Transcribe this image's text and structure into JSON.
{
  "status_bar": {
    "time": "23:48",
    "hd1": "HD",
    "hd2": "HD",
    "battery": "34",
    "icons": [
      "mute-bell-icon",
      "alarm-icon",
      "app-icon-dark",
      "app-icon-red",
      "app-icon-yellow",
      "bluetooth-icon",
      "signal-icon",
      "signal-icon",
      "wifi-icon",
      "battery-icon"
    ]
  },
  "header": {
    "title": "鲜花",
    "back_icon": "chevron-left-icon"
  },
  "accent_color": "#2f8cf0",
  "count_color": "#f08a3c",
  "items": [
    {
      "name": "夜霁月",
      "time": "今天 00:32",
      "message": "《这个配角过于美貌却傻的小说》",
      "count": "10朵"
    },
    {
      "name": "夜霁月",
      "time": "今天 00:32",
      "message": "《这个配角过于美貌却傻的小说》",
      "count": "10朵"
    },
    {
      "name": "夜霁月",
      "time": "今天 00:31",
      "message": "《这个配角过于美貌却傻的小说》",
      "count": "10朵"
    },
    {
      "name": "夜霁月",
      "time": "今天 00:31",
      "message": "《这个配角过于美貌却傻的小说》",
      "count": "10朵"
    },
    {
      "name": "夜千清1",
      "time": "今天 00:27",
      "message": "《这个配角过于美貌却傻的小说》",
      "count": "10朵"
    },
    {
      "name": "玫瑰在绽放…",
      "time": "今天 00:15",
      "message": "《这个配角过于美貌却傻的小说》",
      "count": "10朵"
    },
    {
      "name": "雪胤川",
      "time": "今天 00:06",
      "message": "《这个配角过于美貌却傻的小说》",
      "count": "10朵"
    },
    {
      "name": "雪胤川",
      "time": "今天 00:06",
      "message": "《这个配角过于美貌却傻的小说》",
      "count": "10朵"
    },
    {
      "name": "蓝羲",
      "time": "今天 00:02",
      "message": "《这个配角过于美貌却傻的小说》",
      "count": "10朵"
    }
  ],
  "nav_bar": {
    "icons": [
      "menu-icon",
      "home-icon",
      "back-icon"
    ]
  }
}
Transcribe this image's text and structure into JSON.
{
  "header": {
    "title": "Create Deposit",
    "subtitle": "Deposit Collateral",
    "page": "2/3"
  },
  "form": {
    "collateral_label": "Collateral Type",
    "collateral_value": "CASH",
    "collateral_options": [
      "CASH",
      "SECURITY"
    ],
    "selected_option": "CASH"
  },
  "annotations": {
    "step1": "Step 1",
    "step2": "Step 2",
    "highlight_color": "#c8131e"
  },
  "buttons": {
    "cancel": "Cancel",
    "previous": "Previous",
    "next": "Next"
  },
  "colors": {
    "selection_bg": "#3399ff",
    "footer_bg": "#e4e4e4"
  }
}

---*---

**WHAT IS REQUIRED**
Copy whichever lines in the listing above contain the word "CASH".

**RESULT OF THE EXERCISE**
    "collateral_value": "CASH",
      "CASH",
    "selected_option": "CASH"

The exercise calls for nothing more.